[Stored data entries]
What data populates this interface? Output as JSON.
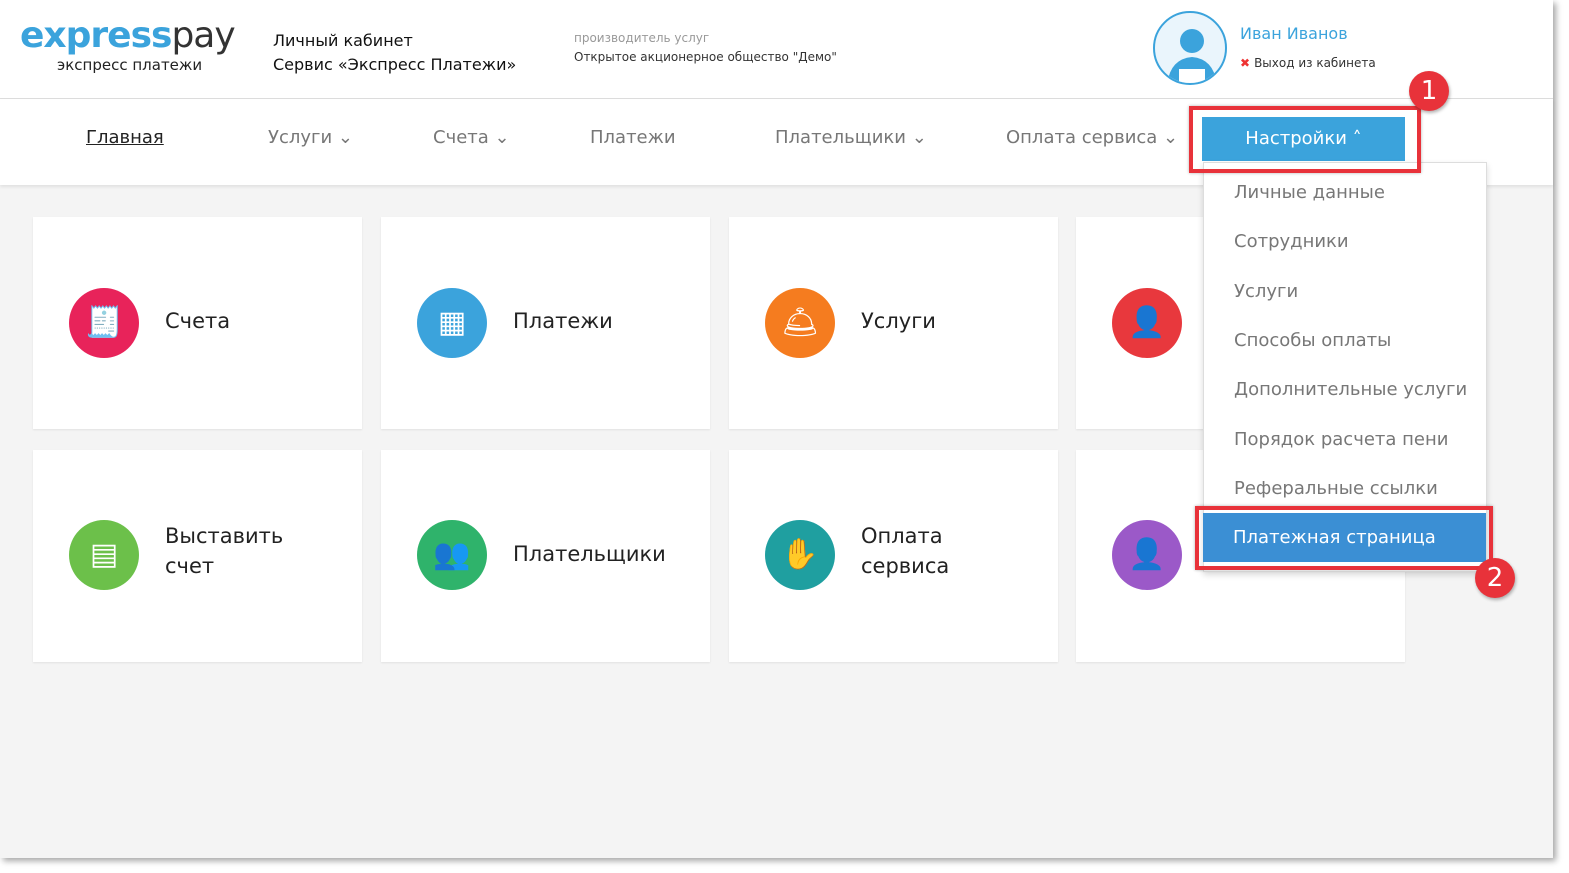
{
  "header": {
    "logo_main": "express",
    "logo_pay": "pay",
    "logo_sub": "экспресс платежи",
    "cabinet": "Личный кабинет",
    "service": "Сервис «Экспресс Платежи»",
    "provider_label": "производитель услуг",
    "provider": "Открытое акционерное общество \"Демо\"",
    "user": "Иван Иванов",
    "logout": "Выход из кабинета"
  },
  "nav": {
    "items": [
      "Главная",
      "Услуги ⌄",
      "Счета ⌄",
      "Платежи",
      "Плательщики ⌄",
      "Оплата сервиса ⌄"
    ],
    "settings": "Настройки ˄"
  },
  "cards": [
    {
      "label": "Счета",
      "color": "#e8235a",
      "icon": "invoice-icon"
    },
    {
      "label": "Платежи",
      "color": "#3ba3dc",
      "icon": "calculator-icon"
    },
    {
      "label": "Услуги",
      "color": "#f57c1f",
      "icon": "service-bell-icon"
    },
    {
      "label": "",
      "color": "#e8383d",
      "icon": "user-icon"
    },
    {
      "label": "Выставить счет",
      "color": "#6cc04a",
      "icon": "cash-register-icon"
    },
    {
      "label": "Плательщики",
      "color": "#2fb36b",
      "icon": "group-icon"
    },
    {
      "label": "Оплата сервиса",
      "color": "#1f9fa0",
      "icon": "payment-hand-icon"
    },
    {
      "label": "",
      "color": "#9b59c8",
      "icon": "employee-icon"
    }
  ],
  "menu": {
    "items": [
      "Личные данные",
      "Сотрудники",
      "Услуги",
      "Способы оплаты",
      "Дополнительные услуги",
      "Порядок расчета пени",
      "Реферальные ссылки"
    ],
    "active": "Платежная страница"
  },
  "annotations": [
    "1",
    "2"
  ]
}
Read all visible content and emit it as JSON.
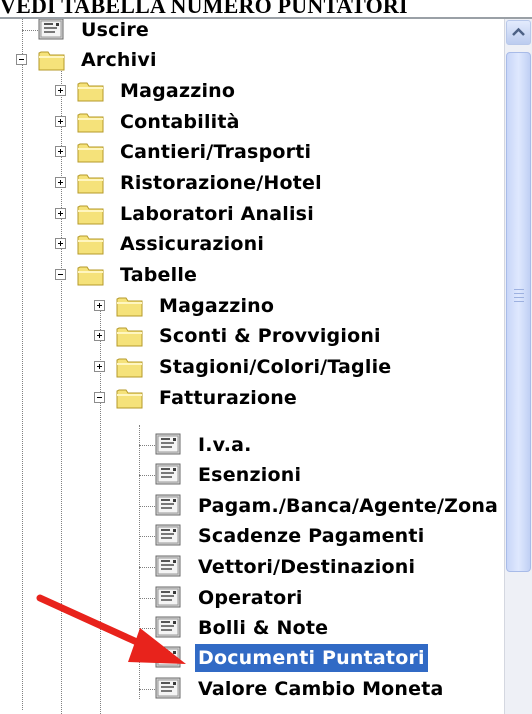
{
  "page_title": "VEDI TABELLA NUMERO PUNTATORI",
  "tree": {
    "uscire": "Uscire",
    "archivi": "Archivi",
    "magazzino": "Magazzino",
    "contabilita": "Contabilità",
    "cantieri": "Cantieri/Trasporti",
    "ristorazione": "Ristorazione/Hotel",
    "laboratori": "Laboratori Analisi",
    "assicurazioni": "Assicurazioni",
    "tabelle": "Tabelle",
    "tab_magazzino": "Magazzino",
    "sconti": "Sconti & Provvigioni",
    "stagioni": "Stagioni/Colori/Taglie",
    "fatturazione": "Fatturazione",
    "iva": "I.v.a.",
    "esenzioni": "Esenzioni",
    "pagamenti": "Pagam./Banca/Agente/Zona",
    "scadenze": "Scadenze Pagamenti",
    "vettori": "Vettori/Destinazioni",
    "operatori": "Operatori",
    "bolli": "Bolli & Note",
    "documenti": "Documenti Puntatori",
    "valore": "Valore Cambio Moneta"
  },
  "icons": {
    "folder": "folder-icon",
    "document": "document-icon",
    "scroll_up": "chevron-up-icon",
    "annotation": "red-arrow-icon"
  },
  "colors": {
    "selection": "#316ac5",
    "folder": "#f5e27a",
    "arrow": "#e8231c",
    "scrollbar": "#c8d6f8"
  }
}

WHAT THE TASK ASKS. Omit every picture, then reproduce the rest of the listing exactly.

CORRECT RESULT.
What data populates this interface? Output as JSON.
{
  "header": {
    "logo_main": "express",
    "logo_pay": "pay",
    "logo_sub": "экспресс платежи",
    "cabinet": "Личный кабинет",
    "service": "Сервис «Экспресс Платежи»",
    "provider_label": "производитель услуг",
    "provider": "Открытое акционерное общество \"Демо\"",
    "user": "Иван Иванов",
    "logout": "Выход из кабинета"
  },
  "nav": {
    "items": [
      "Главная",
      "Услуги ⌄",
      "Счета ⌄",
      "Платежи",
      "Плательщики ⌄",
      "Оплата сервиса ⌄"
    ],
    "settings": "Настройки ˄"
  },
  "cards": [
    {
      "label": "Счета",
      "color": "#e8235a",
      "icon": "invoice-icon"
    },
    {
      "label": "Платежи",
      "color": "#3ba3dc",
      "icon": "calculator-icon"
    },
    {
      "label": "Услуги",
      "color": "#f57c1f",
      "icon": "service-bell-icon"
    },
    {
      "label": "",
      "color": "#e8383d",
      "icon": "user-icon"
    },
    {
      "label": "Выставить счет",
      "color": "#6cc04a",
      "icon": "cash-register-icon"
    },
    {
      "label": "Плательщики",
      "color": "#2fb36b",
      "icon": "group-icon"
    },
    {
      "label": "Оплата сервиса",
      "color": "#1f9fa0",
      "icon": "payment-hand-icon"
    },
    {
      "label": "",
      "color": "#9b59c8",
      "icon": "employee-icon"
    }
  ],
  "menu": {
    "items": [
      "Личные данные",
      "Сотрудники",
      "Услуги",
      "Способы оплаты",
      "Дополнительные услуги",
      "Порядок расчета пени",
      "Реферальные ссылки"
    ],
    "active": "Платежная страница"
  },
  "annotations": [
    "1",
    "2"
  ]
}
Read all visible content and emit it as JSON.
{
  "page_title": "VEDI TABELLA NUMERO PUNTATORI",
  "tree": {
    "uscire": "Uscire",
    "archivi": "Archivi",
    "magazzino": "Magazzino",
    "contabilita": "Contabilità",
    "cantieri": "Cantieri/Trasporti",
    "ristorazione": "Ristorazione/Hotel",
    "laboratori": "Laboratori Analisi",
    "assicurazioni": "Assicurazioni",
    "tabelle": "Tabelle",
    "tab_magazzino": "Magazzino",
    "sconti": "Sconti & Provvigioni",
    "stagioni": "Stagioni/Colori/Taglie",
    "fatturazione": "Fatturazione",
    "iva": "I.v.a.",
    "esenzioni": "Esenzioni",
    "pagamenti": "Pagam./Banca/Agente/Zona",
    "scadenze": "Scadenze Pagamenti",
    "vettori": "Vettori/Destinazioni",
    "operatori": "Operatori",
    "bolli": "Bolli & Note",
    "documenti": "Documenti Puntatori",
    "valore": "Valore Cambio Moneta"
  },
  "icons": {
    "folder": "folder-icon",
    "document": "document-icon",
    "scroll_up": "chevron-up-icon",
    "annotation": "red-arrow-icon"
  },
  "colors": {
    "selection": "#316ac5",
    "folder": "#f5e27a",
    "arrow": "#e8231c",
    "scrollbar": "#c8d6f8"
  }
}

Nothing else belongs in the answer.